● Your objective
How many lines hold the string "this"? Give only the number.

* Begin Data for processing *

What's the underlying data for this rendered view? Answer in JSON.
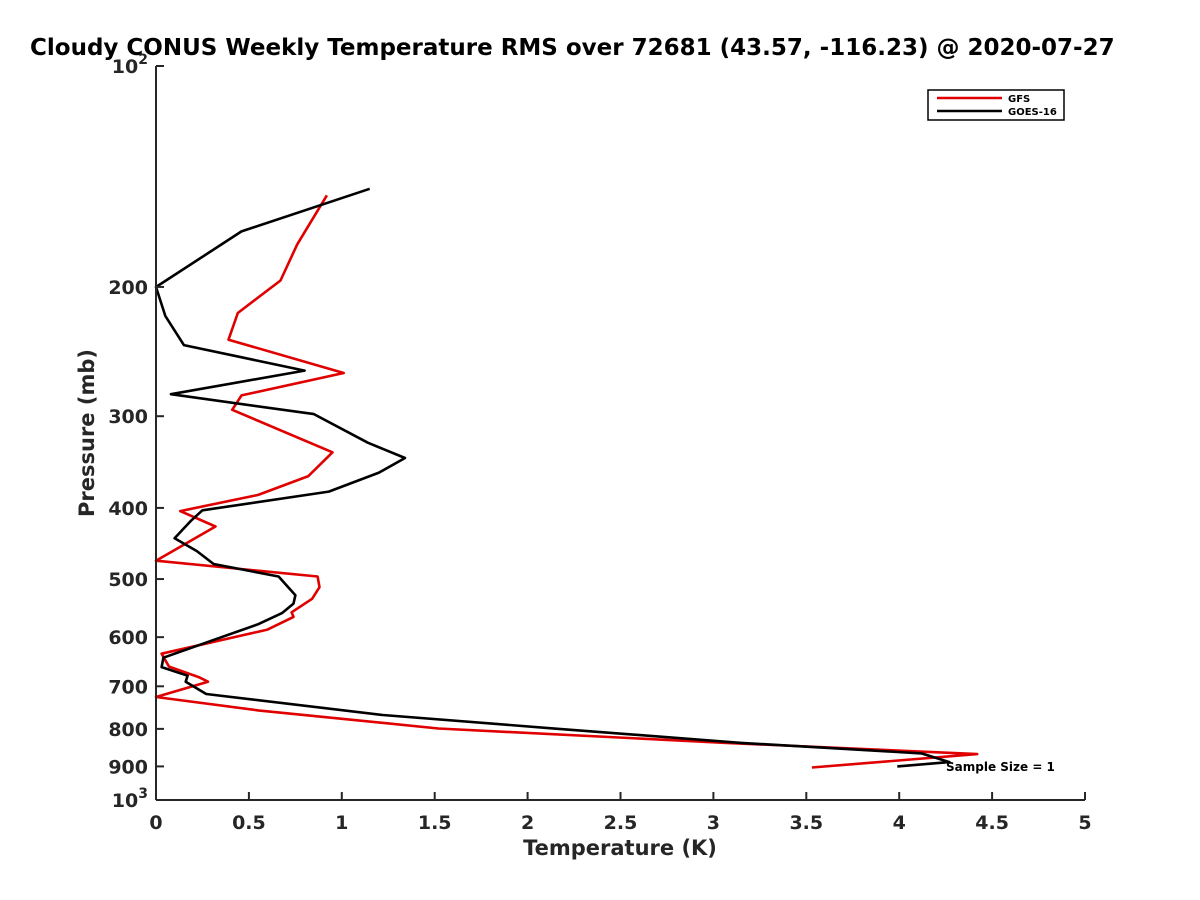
{
  "chart_data": {
    "type": "line",
    "title": "Cloudy CONUS Weekly Temperature RMS over 72681 (43.57, -116.23) @ 2020-07-27",
    "xlabel": "Temperature (K)",
    "ylabel": "Pressure (mb)",
    "xlim": [
      0,
      5
    ],
    "ylim": [
      100,
      1000
    ],
    "y_scale": "log",
    "y_reversed": true,
    "x_ticks": [
      "0",
      "0.5",
      "1",
      "1.5",
      "2",
      "2.5",
      "3",
      "3.5",
      "4",
      "4.5",
      "5"
    ],
    "y_ticks": [
      {
        "value": 100,
        "label": "10",
        "exp": "2"
      },
      {
        "value": 200,
        "label": "200"
      },
      {
        "value": 300,
        "label": "300"
      },
      {
        "value": 400,
        "label": "400"
      },
      {
        "value": 500,
        "label": "500"
      },
      {
        "value": 600,
        "label": "600"
      },
      {
        "value": 700,
        "label": "700"
      },
      {
        "value": 800,
        "label": "800"
      },
      {
        "value": 900,
        "label": "900"
      },
      {
        "value": 1000,
        "label": "10",
        "exp": "3"
      }
    ],
    "grid": false,
    "legend": "top-right",
    "annotation": "Sample Size = 1",
    "series": [
      {
        "name": "GFS",
        "color": "#e00000",
        "points": [
          [
            0.92,
            150
          ],
          [
            0.76,
            175
          ],
          [
            0.67,
            196
          ],
          [
            0.44,
            217
          ],
          [
            0.39,
            236
          ],
          [
            1.01,
            262
          ],
          [
            0.46,
            281
          ],
          [
            0.41,
            294
          ],
          [
            0.95,
            336
          ],
          [
            0.82,
            362
          ],
          [
            0.55,
            384
          ],
          [
            0.13,
            404
          ],
          [
            0.32,
            424
          ],
          [
            0.0,
            472
          ],
          [
            0.87,
            496
          ],
          [
            0.88,
            513
          ],
          [
            0.84,
            532
          ],
          [
            0.73,
            555
          ],
          [
            0.74,
            563
          ],
          [
            0.6,
            586
          ],
          [
            0.03,
            632
          ],
          [
            0.07,
            658
          ],
          [
            0.23,
            680
          ],
          [
            0.28,
            690
          ],
          [
            0.0,
            724
          ],
          [
            0.55,
            755
          ],
          [
            1.52,
            799
          ],
          [
            3.07,
            836
          ],
          [
            4.42,
            866
          ],
          [
            3.53,
            903
          ]
        ]
      },
      {
        "name": "GOES-16",
        "color": "#000000",
        "points": [
          [
            1.15,
            147
          ],
          [
            0.46,
            168
          ],
          [
            0.0,
            200
          ],
          [
            0.05,
            219
          ],
          [
            0.15,
            240
          ],
          [
            0.8,
            260
          ],
          [
            0.08,
            280
          ],
          [
            0.85,
            298
          ],
          [
            1.14,
            326
          ],
          [
            1.34,
            342
          ],
          [
            1.2,
            358
          ],
          [
            0.93,
            380
          ],
          [
            0.25,
            403
          ],
          [
            0.19,
            416
          ],
          [
            0.1,
            440
          ],
          [
            0.22,
            458
          ],
          [
            0.31,
            477
          ],
          [
            0.66,
            496
          ],
          [
            0.75,
            526
          ],
          [
            0.74,
            540
          ],
          [
            0.68,
            556
          ],
          [
            0.55,
            576
          ],
          [
            0.04,
            640
          ],
          [
            0.03,
            659
          ],
          [
            0.17,
            677
          ],
          [
            0.16,
            690
          ],
          [
            0.27,
            717
          ],
          [
            1.22,
            766
          ],
          [
            2.17,
            800
          ],
          [
            3.15,
            836
          ],
          [
            4.12,
            864
          ],
          [
            4.27,
            888
          ],
          [
            3.99,
            900
          ]
        ]
      }
    ]
  }
}
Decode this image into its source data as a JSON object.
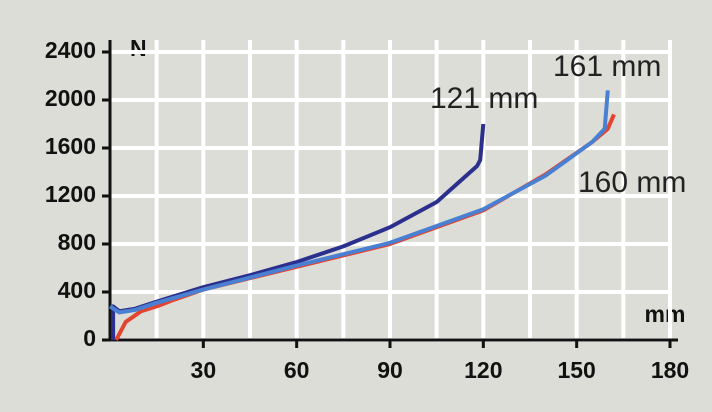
{
  "chart_data": {
    "type": "line",
    "x_label": "mm",
    "y_label": "N",
    "xlim": [
      0,
      180
    ],
    "ylim": [
      0,
      2400
    ],
    "xticks": [
      30,
      60,
      90,
      120,
      150,
      180
    ],
    "yticks": [
      0,
      400,
      800,
      1200,
      1600,
      2000,
      2400
    ],
    "xgrid": [
      15,
      30,
      45,
      60,
      75,
      90,
      105,
      120,
      135,
      150,
      165,
      180
    ],
    "grid": true,
    "series": [
      {
        "name": "121 mm",
        "color": "#2b2f8e",
        "x": [
          1,
          1,
          3,
          8,
          15,
          30,
          45,
          60,
          75,
          90,
          105,
          118,
          119,
          120
        ],
        "values": [
          0,
          280,
          240,
          260,
          320,
          440,
          540,
          650,
          780,
          940,
          1150,
          1450,
          1500,
          1800
        ]
      },
      {
        "name": "160 mm",
        "color": "#e2442f",
        "x": [
          2,
          5,
          10,
          15,
          20,
          30,
          60,
          90,
          120,
          140,
          155,
          160,
          162
        ],
        "values": [
          0,
          150,
          240,
          280,
          330,
          420,
          610,
          800,
          1080,
          1380,
          1650,
          1760,
          1880
        ]
      },
      {
        "name": "161 mm",
        "color": "#4a80d2",
        "x": [
          0,
          3,
          8,
          15,
          30,
          60,
          90,
          120,
          140,
          155,
          159,
          160
        ],
        "values": [
          280,
          230,
          250,
          310,
          420,
          620,
          810,
          1090,
          1370,
          1650,
          1760,
          2080
        ]
      }
    ]
  }
}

* End Data for processing *

● Expected answer
2